* Supplied material *

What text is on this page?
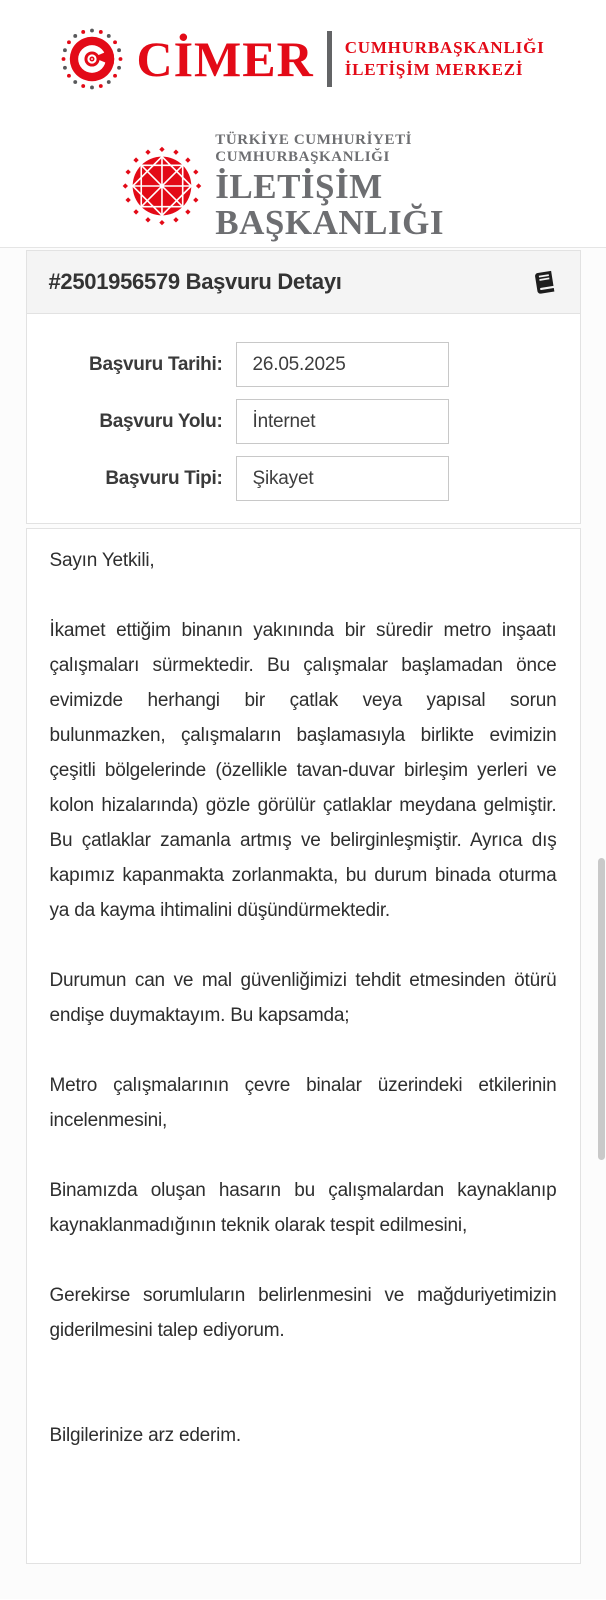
CİMER CUMHURBAŞKANLIĞI
İLETİŞİM MERKEZİ
TÜRKİYE CUMHURİYETİ CUMHURBAŞKANLIĞI
İLETİŞİM BAŞKANLIĞI
#2501956579 Başvuru Detayı
Başvuru Tarihi:	26.05.2025
Başvuru Yolu:	İnternet
Başvuru Tipi:	Şikayet

Sayın Yetkili,

İkamet ettiğim binanın yakınında bir süredir metro inşaatı çalışmaları sürmektedir. Bu çalışmalar başlamadan önce evimizde herhangi bir çatlak veya yapısal sorun bulunmazken, çalışmaların başlamasıyla birlikte evimizin çeşitli bölgelerinde (özellikle tavan-duvar birleşim yerleri ve kolon hizalarında) gözle görülür çatlaklar meydana gelmiştir. Bu çatlaklar zamanla artmış ve belirginleşmiştir. Ayrıca dış kapımız kapanmakta zorlanmakta, bu durum binada oturma ya da kayma ihtimalini düşündürmektedir.

Durumun can ve mal güvenliğimizi tehdit etmesinden ötürü endişe duymaktayım. Bu kapsamda;

Metro çalışmalarının çevre binalar üzerindeki etkilerinin incelenmesini,

Binamızda oluşan hasarın bu çalışmalardan kaynaklanıp kaynaklanmadığının teknik olarak tespit edilmesini,

Gerekirse sorumluların belirlenmesini ve mağduriyetimizin giderilmesini talep ediyorum.

Bilgilerinize arz ederim.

* Stated problem *
Each entry above is to be written out again unchanged, apart from the pictures, which are left out.

* Result *
What text is on this page?
CİMER CUMHURBAŞKANLIĞI
İLETİŞİM MERKEZİ
TÜRKİYE CUMHURİYETİ CUMHURBAŞKANLIĞI
İLETİŞİM BAŞKANLIĞI
#2501956579 Başvuru Detayı
Başvuru Tarihi:	26.05.2025
Başvuru Yolu:	İnternet
Başvuru Tipi:	Şikayet

Sayın Yetkili,

İkamet ettiğim binanın yakınında bir süredir metro inşaatı çalışmaları sürmektedir. Bu çalışmalar başlamadan önce evimizde herhangi bir çatlak veya yapısal sorun bulunmazken, çalışmaların başlamasıyla birlikte evimizin çeşitli bölgelerinde (özellikle tavan-duvar birleşim yerleri ve kolon hizalarında) gözle görülür çatlaklar meydana gelmiştir. Bu çatlaklar zamanla artmış ve belirginleşmiştir. Ayrıca dış kapımız kapanmakta zorlanmakta, bu durum binada oturma ya da kayma ihtimalini düşündürmektedir.

Durumun can ve mal güvenliğimizi tehdit etmesinden ötürü endişe duymaktayım. Bu kapsamda;

Metro çalışmalarının çevre binalar üzerindeki etkilerinin incelenmesini,

Binamızda oluşan hasarın bu çalışmalardan kaynaklanıp kaynaklanmadığının teknik olarak tespit edilmesini,

Gerekirse sorumluların belirlenmesini ve mağduriyetimizin giderilmesini talep ediyorum.

Bilgilerinize arz ederim.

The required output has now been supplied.